Dataset content:
## START
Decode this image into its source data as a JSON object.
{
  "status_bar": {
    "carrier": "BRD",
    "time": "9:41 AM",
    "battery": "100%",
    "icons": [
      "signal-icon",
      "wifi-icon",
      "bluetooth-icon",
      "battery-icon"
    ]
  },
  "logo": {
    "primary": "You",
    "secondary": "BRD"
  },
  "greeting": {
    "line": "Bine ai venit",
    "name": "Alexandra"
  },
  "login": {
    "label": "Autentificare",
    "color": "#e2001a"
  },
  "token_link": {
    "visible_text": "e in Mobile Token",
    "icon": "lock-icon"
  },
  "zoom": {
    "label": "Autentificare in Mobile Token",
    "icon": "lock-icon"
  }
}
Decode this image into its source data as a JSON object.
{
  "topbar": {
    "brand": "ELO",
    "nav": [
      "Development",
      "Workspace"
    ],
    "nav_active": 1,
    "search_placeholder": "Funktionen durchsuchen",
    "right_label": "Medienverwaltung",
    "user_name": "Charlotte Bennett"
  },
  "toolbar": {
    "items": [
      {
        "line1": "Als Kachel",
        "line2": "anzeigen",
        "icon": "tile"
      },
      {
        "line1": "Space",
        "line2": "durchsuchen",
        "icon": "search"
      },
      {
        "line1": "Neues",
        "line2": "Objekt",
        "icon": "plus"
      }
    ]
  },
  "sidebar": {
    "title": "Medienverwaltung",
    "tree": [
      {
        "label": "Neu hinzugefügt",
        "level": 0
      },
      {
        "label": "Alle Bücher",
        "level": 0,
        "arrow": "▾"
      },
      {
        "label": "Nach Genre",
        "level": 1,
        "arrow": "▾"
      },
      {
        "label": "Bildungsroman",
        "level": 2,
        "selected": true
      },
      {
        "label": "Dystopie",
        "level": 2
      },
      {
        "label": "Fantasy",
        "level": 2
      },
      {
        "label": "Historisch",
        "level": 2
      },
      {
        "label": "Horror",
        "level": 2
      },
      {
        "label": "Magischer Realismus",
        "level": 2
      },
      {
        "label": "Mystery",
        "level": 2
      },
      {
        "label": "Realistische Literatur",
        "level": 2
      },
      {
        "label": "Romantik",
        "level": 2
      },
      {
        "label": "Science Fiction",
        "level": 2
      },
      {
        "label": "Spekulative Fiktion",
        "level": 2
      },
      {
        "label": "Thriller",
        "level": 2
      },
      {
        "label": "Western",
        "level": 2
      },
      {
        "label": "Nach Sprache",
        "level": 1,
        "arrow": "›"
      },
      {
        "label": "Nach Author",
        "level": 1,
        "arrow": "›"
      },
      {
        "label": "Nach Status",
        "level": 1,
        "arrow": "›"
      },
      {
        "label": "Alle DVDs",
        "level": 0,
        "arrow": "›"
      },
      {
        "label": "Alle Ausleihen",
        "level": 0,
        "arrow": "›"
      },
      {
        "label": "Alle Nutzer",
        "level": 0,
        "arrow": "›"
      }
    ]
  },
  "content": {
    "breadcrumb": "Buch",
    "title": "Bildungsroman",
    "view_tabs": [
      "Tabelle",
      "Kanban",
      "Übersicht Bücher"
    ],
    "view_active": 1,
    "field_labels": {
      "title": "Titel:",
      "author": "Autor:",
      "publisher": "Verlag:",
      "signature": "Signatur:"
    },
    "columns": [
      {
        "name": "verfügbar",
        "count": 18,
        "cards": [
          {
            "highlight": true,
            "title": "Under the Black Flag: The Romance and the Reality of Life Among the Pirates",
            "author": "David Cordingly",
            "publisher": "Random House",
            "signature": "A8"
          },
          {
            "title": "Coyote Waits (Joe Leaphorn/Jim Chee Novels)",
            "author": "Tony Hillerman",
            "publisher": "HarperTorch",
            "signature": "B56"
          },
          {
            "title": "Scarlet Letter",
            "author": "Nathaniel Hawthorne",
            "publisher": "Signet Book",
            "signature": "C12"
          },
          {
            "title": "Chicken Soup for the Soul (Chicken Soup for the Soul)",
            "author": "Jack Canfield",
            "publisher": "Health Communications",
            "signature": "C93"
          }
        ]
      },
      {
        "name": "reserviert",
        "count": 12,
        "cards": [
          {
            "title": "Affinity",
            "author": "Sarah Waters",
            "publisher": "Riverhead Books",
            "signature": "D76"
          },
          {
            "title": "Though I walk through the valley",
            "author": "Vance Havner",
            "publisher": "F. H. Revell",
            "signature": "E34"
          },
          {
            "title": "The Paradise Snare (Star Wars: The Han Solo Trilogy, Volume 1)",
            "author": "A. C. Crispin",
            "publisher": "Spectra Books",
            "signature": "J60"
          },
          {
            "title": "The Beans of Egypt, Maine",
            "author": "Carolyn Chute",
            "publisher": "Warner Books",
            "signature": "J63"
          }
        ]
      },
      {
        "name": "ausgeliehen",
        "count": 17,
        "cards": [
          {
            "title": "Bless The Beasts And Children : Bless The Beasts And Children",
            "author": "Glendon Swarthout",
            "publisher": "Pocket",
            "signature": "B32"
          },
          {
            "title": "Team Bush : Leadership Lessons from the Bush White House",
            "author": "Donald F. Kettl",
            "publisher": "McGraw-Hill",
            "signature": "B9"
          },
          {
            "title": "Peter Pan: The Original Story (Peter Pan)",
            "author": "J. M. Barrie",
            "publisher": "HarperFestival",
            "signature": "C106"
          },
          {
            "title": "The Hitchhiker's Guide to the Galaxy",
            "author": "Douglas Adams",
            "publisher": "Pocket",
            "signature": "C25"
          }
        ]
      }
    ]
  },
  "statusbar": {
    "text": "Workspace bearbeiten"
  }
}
## END
Directions:
Restate the whole listing exactly, leaving out nothing.

The completed task:
Decode this image into its source data as a JSON object.
{
  "status_bar": {
    "carrier": "BRD",
    "time": "9:41 AM",
    "battery": "100%",
    "icons": [
      "signal-icon",
      "wifi-icon",
      "bluetooth-icon",
      "battery-icon"
    ]
  },
  "logo": {
    "primary": "You",
    "secondary": "BRD"
  },
  "greeting": {
    "line": "Bine ai venit",
    "name": "Alexandra"
  },
  "login": {
    "label": "Autentificare",
    "color": "#e2001a"
  },
  "token_link": {
    "visible_text": "e in Mobile Token",
    "icon": "lock-icon"
  },
  "zoom": {
    "label": "Autentificare in Mobile Token",
    "icon": "lock-icon"
  }
}
Decode this image into its source data as a JSON object.
{
  "topbar": {
    "brand": "ELO",
    "nav": [
      "Development",
      "Workspace"
    ],
    "nav_active": 1,
    "search_placeholder": "Funktionen durchsuchen",
    "right_label": "Medienverwaltung",
    "user_name": "Charlotte Bennett"
  },
  "toolbar": {
    "items": [
      {
        "line1": "Als Kachel",
        "line2": "anzeigen",
        "icon": "tile"
      },
      {
        "line1": "Space",
        "line2": "durchsuchen",
        "icon": "search"
      },
      {
        "line1": "Neues",
        "line2": "Objekt",
        "icon": "plus"
      }
    ]
  },
  "sidebar": {
    "title": "Medienverwaltung",
    "tree": [
      {
        "label": "Neu hinzugefügt",
        "level": 0
      },
      {
        "label": "Alle Bücher",
        "level": 0,
        "arrow": "▾"
      },
      {
        "label": "Nach Genre",
        "level": 1,
        "arrow": "▾"
      },
      {
        "label": "Bildungsroman",
        "level": 2,
        "selected": true
      },
      {
        "label": "Dystopie",
        "level": 2
      },
      {
        "label": "Fantasy",
        "level": 2
      },
      {
        "label": "Historisch",
        "level": 2
      },
      {
        "label": "Horror",
        "level": 2
      },
      {
        "label": "Magischer Realismus",
        "level": 2
      },
      {
        "label": "Mystery",
        "level": 2
      },
      {
        "label": "Realistische Literatur",
        "level": 2
      },
      {
        "label": "Romantik",
        "level": 2
      },
      {
        "label": "Science Fiction",
        "level": 2
      },
      {
        "label": "Spekulative Fiktion",
        "level": 2
      },
      {
        "label": "Thriller",
        "level": 2
      },
      {
        "label": "Western",
        "level": 2
      },
      {
        "label": "Nach Sprache",
        "level": 1,
        "arrow": "›"
      },
      {
        "label": "Nach Author",
        "level": 1,
        "arrow": "›"
      },
      {
        "label": "Nach Status",
        "level": 1,
        "arrow": "›"
      },
      {
        "label": "Alle DVDs",
        "level": 0,
        "arrow": "›"
      },
      {
        "label": "Alle Ausleihen",
        "level": 0,
        "arrow": "›"
      },
      {
        "label": "Alle Nutzer",
        "level": 0,
        "arrow": "›"
      }
    ]
  },
  "content": {
    "breadcrumb": "Buch",
    "title": "Bildungsroman",
    "view_tabs": [
      "Tabelle",
      "Kanban",
      "Übersicht Bücher"
    ],
    "view_active": 1,
    "field_labels": {
      "title": "Titel:",
      "author": "Autor:",
      "publisher": "Verlag:",
      "signature": "Signatur:"
    },
    "columns": [
      {
        "name": "verfügbar",
        "count": 18,
        "cards": [
          {
            "highlight": true,
            "title": "Under the Black Flag: The Romance and the Reality of Life Among the Pirates",
            "author": "David Cordingly",
            "publisher": "Random House",
            "signature": "A8"
          },
          {
            "title": "Coyote Waits (Joe Leaphorn/Jim Chee Novels)",
            "author": "Tony Hillerman",
            "publisher": "HarperTorch",
            "signature": "B56"
          },
          {
            "title": "Scarlet Letter",
            "author": "Nathaniel Hawthorne",
            "publisher": "Signet Book",
            "signature": "C12"
          },
          {
            "title": "Chicken Soup for the Soul (Chicken Soup for the Soul)",
            "author": "Jack Canfield",
            "publisher": "Health Communications",
            "signature": "C93"
          }
        ]
      },
      {
        "name": "reserviert",
        "count": 12,
        "cards": [
          {
            "title": "Affinity",
            "author": "Sarah Waters",
            "publisher": "Riverhead Books",
            "signature": "D76"
          },
          {
            "title": "Though I walk through the valley",
            "author": "Vance Havner",
            "publisher": "F. H. Revell",
            "signature": "E34"
          },
          {
            "title": "The Paradise Snare (Star Wars: The Han Solo Trilogy, Volume 1)",
            "author": "A. C. Crispin",
            "publisher": "Spectra Books",
            "signature": "J60"
          },
          {
            "title": "The Beans of Egypt, Maine",
            "author": "Carolyn Chute",
            "publisher": "Warner Books",
            "signature": "J63"
          }
        ]
      },
      {
        "name": "ausgeliehen",
        "count": 17,
        "cards": [
          {
            "title": "Bless The Beasts And Children : Bless The Beasts And Children",
            "author": "Glendon Swarthout",
            "publisher": "Pocket",
            "signature": "B32"
          },
          {
            "title": "Team Bush : Leadership Lessons from the Bush White House",
            "author": "Donald F. Kettl",
            "publisher": "McGraw-Hill",
            "signature": "B9"
          },
          {
            "title": "Peter Pan: The Original Story (Peter Pan)",
            "author": "J. M. Barrie",
            "publisher": "HarperFestival",
            "signature": "C106"
          },
          {
            "title": "The Hitchhiker's Guide to the Galaxy",
            "author": "Douglas Adams",
            "publisher": "Pocket",
            "signature": "C25"
          }
        ]
      }
    ]
  },
  "statusbar": {
    "text": "Workspace bearbeiten"
  }
}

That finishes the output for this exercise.